Aim: The records that follow need to be output exactly as they are.

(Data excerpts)
# # # #

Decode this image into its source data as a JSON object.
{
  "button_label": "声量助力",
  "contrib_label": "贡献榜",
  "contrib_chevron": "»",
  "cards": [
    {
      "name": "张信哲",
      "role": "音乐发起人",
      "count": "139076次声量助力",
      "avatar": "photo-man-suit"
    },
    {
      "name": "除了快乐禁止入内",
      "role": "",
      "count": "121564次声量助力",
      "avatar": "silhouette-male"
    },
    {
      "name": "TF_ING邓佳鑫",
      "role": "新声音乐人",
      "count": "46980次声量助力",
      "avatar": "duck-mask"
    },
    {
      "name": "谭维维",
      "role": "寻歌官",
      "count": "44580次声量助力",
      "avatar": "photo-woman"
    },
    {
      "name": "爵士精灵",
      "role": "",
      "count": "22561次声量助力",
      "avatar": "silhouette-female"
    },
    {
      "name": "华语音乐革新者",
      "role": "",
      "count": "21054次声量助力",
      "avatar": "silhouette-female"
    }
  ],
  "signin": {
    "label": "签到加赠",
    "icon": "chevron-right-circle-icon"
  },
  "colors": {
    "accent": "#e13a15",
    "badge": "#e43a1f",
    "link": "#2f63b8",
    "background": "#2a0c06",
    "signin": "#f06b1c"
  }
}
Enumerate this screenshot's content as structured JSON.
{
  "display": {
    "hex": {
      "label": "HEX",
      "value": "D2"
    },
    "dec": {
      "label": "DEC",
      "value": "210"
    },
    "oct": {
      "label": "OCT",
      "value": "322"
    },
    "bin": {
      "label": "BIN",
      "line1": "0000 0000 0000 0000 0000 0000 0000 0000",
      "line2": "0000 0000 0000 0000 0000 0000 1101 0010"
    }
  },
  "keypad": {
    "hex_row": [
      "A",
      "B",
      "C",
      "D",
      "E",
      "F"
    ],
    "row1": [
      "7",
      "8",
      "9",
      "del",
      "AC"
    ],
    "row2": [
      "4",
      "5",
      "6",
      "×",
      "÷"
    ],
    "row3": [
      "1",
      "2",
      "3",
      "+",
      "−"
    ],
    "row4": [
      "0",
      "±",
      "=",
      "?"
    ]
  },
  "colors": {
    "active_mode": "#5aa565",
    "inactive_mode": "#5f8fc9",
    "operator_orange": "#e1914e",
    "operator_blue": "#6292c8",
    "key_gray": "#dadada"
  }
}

# # # #

Task solution:
Decode this image into its source data as a JSON object.
{
  "button_label": "声量助力",
  "contrib_label": "贡献榜",
  "contrib_chevron": "»",
  "cards": [
    {
      "name": "张信哲",
      "role": "音乐发起人",
      "count": "139076次声量助力",
      "avatar": "photo-man-suit"
    },
    {
      "name": "除了快乐禁止入内",
      "role": "",
      "count": "121564次声量助力",
      "avatar": "silhouette-male"
    },
    {
      "name": "TF_ING邓佳鑫",
      "role": "新声音乐人",
      "count": "46980次声量助力",
      "avatar": "duck-mask"
    },
    {
      "name": "谭维维",
      "role": "寻歌官",
      "count": "44580次声量助力",
      "avatar": "photo-woman"
    },
    {
      "name": "爵士精灵",
      "role": "",
      "count": "22561次声量助力",
      "avatar": "silhouette-female"
    },
    {
      "name": "华语音乐革新者",
      "role": "",
      "count": "21054次声量助力",
      "avatar": "silhouette-female"
    }
  ],
  "signin": {
    "label": "签到加赠",
    "icon": "chevron-right-circle-icon"
  },
  "colors": {
    "accent": "#e13a15",
    "badge": "#e43a1f",
    "link": "#2f63b8",
    "background": "#2a0c06",
    "signin": "#f06b1c"
  }
}
Enumerate this screenshot's content as structured JSON.
{
  "display": {
    "hex": {
      "label": "HEX",
      "value": "D2"
    },
    "dec": {
      "label": "DEC",
      "value": "210"
    },
    "oct": {
      "label": "OCT",
      "value": "322"
    },
    "bin": {
      "label": "BIN",
      "line1": "0000 0000 0000 0000 0000 0000 0000 0000",
      "line2": "0000 0000 0000 0000 0000 0000 1101 0010"
    }
  },
  "keypad": {
    "hex_row": [
      "A",
      "B",
      "C",
      "D",
      "E",
      "F"
    ],
    "row1": [
      "7",
      "8",
      "9",
      "del",
      "AC"
    ],
    "row2": [
      "4",
      "5",
      "6",
      "×",
      "÷"
    ],
    "row3": [
      "1",
      "2",
      "3",
      "+",
      "−"
    ],
    "row4": [
      "0",
      "±",
      "=",
      "?"
    ]
  },
  "colors": {
    "active_mode": "#5aa565",
    "inactive_mode": "#5f8fc9",
    "operator_orange": "#e1914e",
    "operator_blue": "#6292c8",
    "key_gray": "#dadada"
  }
}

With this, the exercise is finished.